Give the number of lines in the entries that contain "Провести". State only the count.

● **Records provided**
* * * * * * * * *

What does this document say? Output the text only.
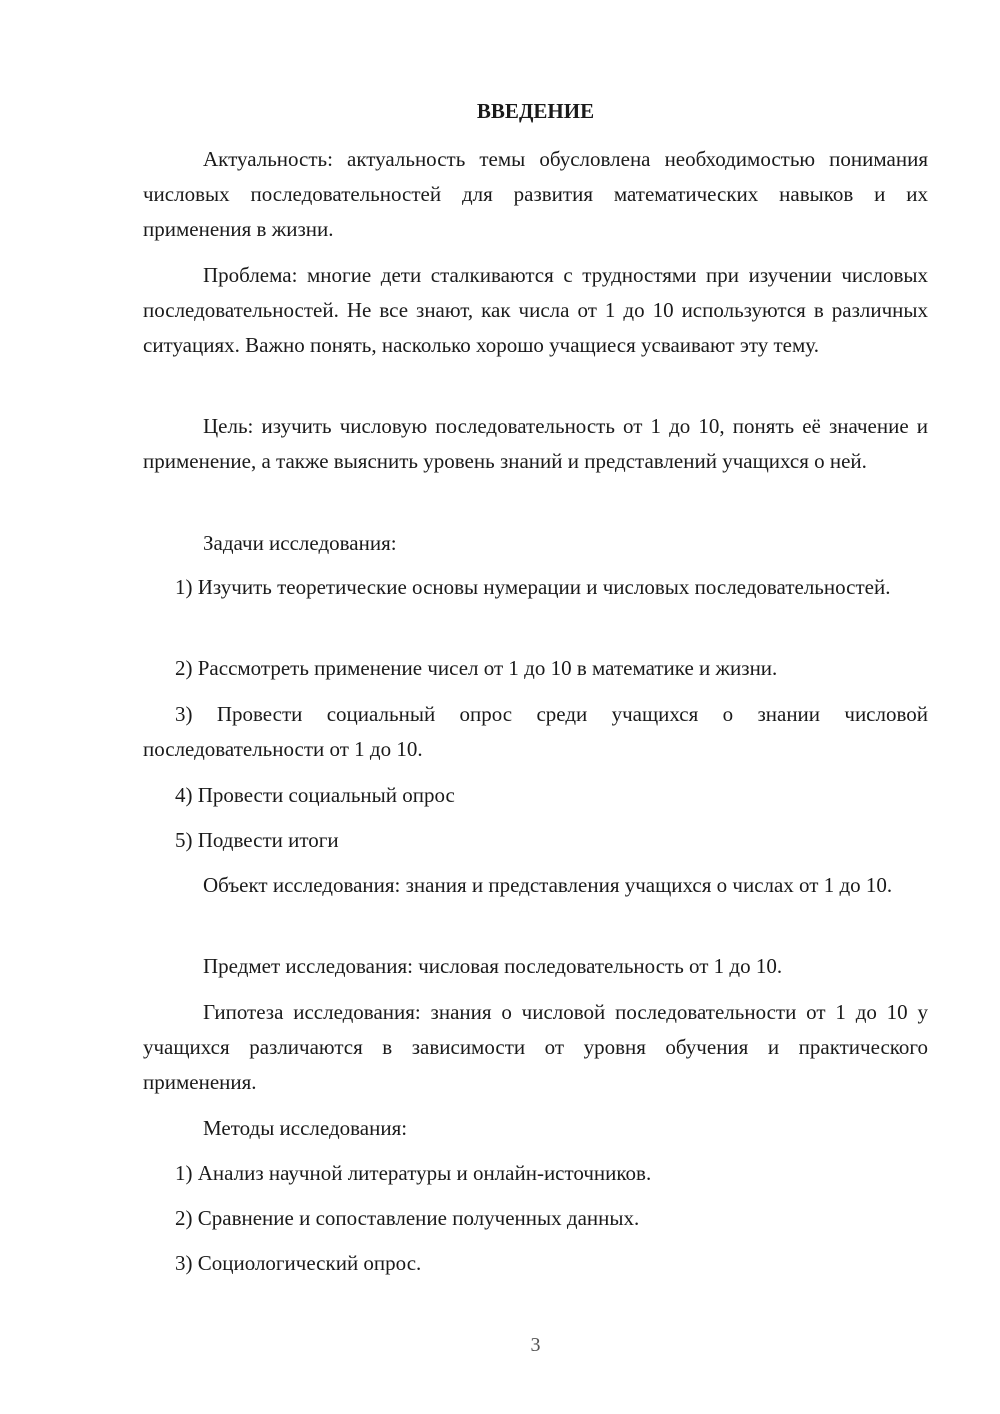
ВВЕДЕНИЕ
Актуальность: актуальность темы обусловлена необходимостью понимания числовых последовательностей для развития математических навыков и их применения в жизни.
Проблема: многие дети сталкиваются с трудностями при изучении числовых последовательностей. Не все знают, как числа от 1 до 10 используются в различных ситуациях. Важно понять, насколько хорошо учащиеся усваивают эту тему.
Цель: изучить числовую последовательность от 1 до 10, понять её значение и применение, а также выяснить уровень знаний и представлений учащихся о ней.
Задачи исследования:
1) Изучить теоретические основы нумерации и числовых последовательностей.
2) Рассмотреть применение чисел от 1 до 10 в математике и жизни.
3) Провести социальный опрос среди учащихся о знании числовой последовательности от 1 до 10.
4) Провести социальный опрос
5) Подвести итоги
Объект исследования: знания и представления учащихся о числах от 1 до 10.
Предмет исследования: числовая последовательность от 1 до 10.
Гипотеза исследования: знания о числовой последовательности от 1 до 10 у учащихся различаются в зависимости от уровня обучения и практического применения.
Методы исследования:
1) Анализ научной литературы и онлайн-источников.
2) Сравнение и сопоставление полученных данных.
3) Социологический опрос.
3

* * * * * * * * *

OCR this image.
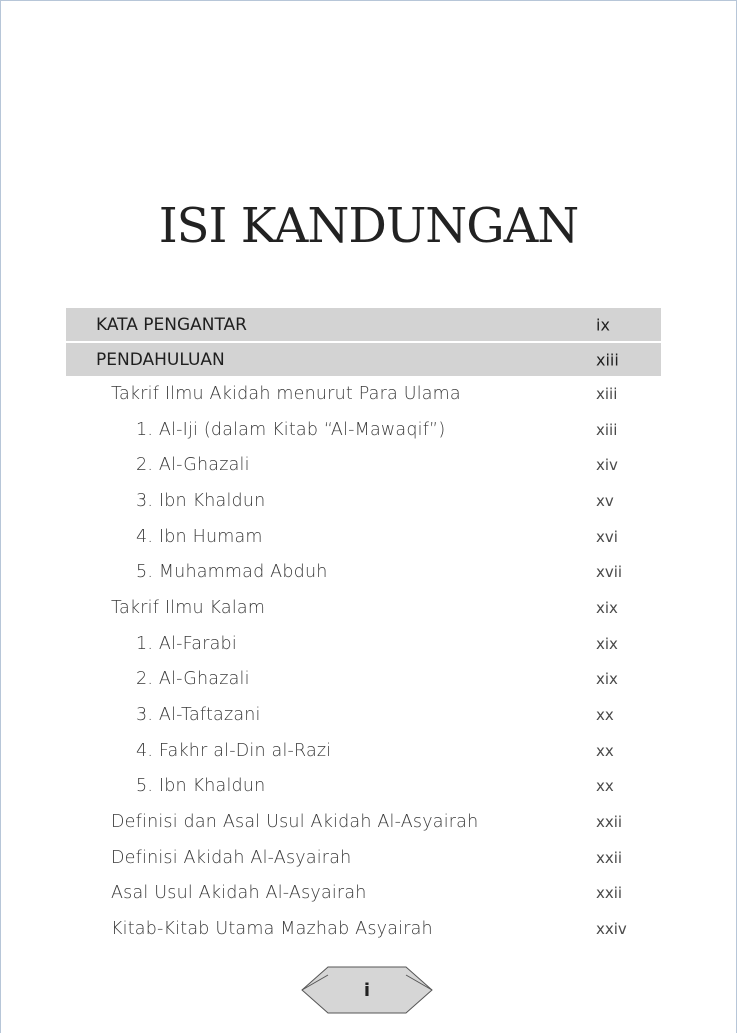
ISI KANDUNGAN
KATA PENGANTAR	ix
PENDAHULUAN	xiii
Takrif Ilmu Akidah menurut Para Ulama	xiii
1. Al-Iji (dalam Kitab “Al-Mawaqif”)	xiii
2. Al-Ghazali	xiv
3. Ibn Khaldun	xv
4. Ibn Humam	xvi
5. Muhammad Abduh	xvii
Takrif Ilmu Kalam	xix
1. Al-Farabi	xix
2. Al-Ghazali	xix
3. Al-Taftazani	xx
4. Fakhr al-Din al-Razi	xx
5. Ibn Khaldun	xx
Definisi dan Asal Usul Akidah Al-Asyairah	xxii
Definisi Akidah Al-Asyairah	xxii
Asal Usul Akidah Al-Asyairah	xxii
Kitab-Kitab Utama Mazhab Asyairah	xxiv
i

* * * * * * * * *

● **Response for this exercise**
2